◆ **Short problem**
Write out each line of the listing as it stands, without the images.

◆ **Material provided**
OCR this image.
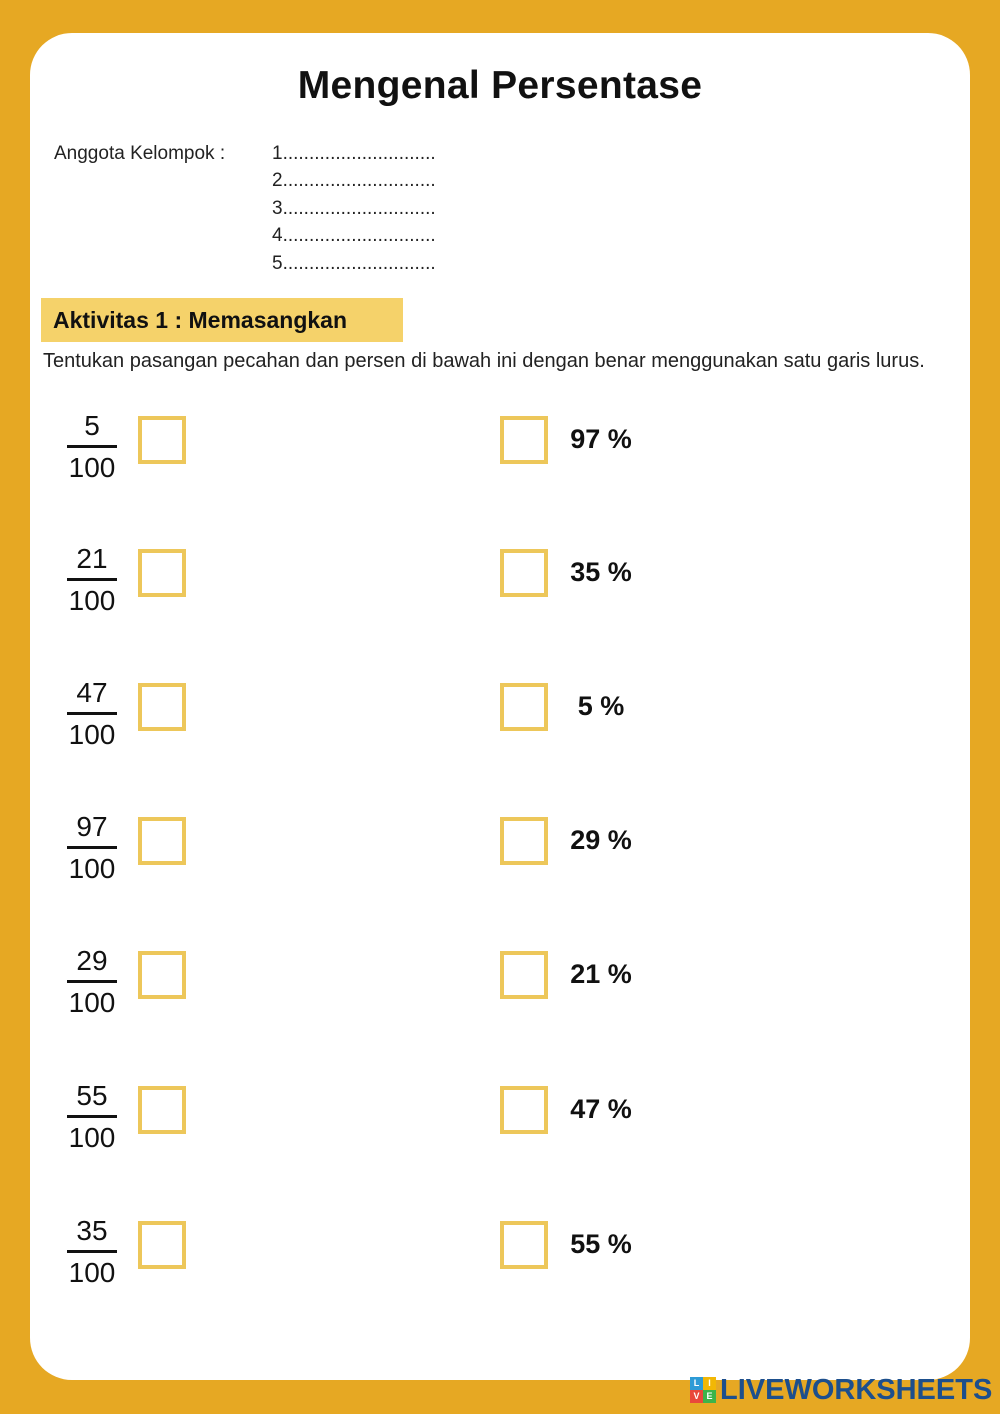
Mengenal Persentase
Anggota Kelompok : 1.............................
2.............................
3.............................
4.............................
5.............................
Aktivitas 1 : Memasangkan
Tentukan pasangan pecahan dan persen di bawah ini dengan benar menggunakan satu garis lurus.
5
100
97 %
21
100
35 %
47
100
5 %
97
100
29 %
29
100
21 %
55
100
47 %
35
100
55 %
L I
V E LIVEWORKSHEETS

◆ **Answer for this exercise**
OCR this image.
Mengenal Persentase
Anggota Kelompok : 1.............................
2.............................
3.............................
4.............................
5.............................
Aktivitas 1 : Memasangkan
Tentukan pasangan pecahan dan persen di bawah ini dengan benar menggunakan satu garis lurus.
5
100
97 %
21
100
35 %
47
100
5 %
97
100
29 %
29
100
21 %
55
100
47 %
35
100
55 %
L I
V E LIVEWORKSHEETS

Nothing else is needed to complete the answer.